### Entries shown
■ ■ ■

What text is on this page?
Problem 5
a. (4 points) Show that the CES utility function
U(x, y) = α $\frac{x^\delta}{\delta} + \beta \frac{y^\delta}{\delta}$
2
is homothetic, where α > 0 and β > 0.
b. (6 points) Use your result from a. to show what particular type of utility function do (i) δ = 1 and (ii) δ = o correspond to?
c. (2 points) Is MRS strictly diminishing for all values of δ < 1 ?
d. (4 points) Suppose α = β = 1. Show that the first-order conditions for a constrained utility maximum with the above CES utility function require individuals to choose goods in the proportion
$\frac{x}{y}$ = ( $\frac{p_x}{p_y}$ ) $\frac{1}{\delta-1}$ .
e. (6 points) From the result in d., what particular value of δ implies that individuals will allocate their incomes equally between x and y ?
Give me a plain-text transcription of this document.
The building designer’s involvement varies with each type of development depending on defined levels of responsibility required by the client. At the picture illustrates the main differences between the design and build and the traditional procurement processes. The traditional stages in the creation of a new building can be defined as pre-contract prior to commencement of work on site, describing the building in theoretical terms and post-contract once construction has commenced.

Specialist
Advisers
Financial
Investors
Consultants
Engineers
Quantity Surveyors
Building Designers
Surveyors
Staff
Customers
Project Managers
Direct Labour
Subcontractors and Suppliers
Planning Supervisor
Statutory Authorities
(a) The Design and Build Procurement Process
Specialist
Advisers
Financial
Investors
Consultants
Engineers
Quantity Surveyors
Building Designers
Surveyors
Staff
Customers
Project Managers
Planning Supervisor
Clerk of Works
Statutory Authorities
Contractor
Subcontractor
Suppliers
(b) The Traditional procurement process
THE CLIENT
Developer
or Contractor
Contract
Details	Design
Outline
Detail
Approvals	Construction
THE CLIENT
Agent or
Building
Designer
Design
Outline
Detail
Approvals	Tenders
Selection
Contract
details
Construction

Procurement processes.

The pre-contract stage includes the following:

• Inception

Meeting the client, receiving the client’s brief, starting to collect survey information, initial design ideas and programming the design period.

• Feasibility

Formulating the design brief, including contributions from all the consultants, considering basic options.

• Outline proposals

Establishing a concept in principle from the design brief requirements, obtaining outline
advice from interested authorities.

■ ■ ■

### Directive
Review the preceding data and report every line that includes the string "Approvals".

### Output of the exercise
Approvals	Construction
Approvals	Tenders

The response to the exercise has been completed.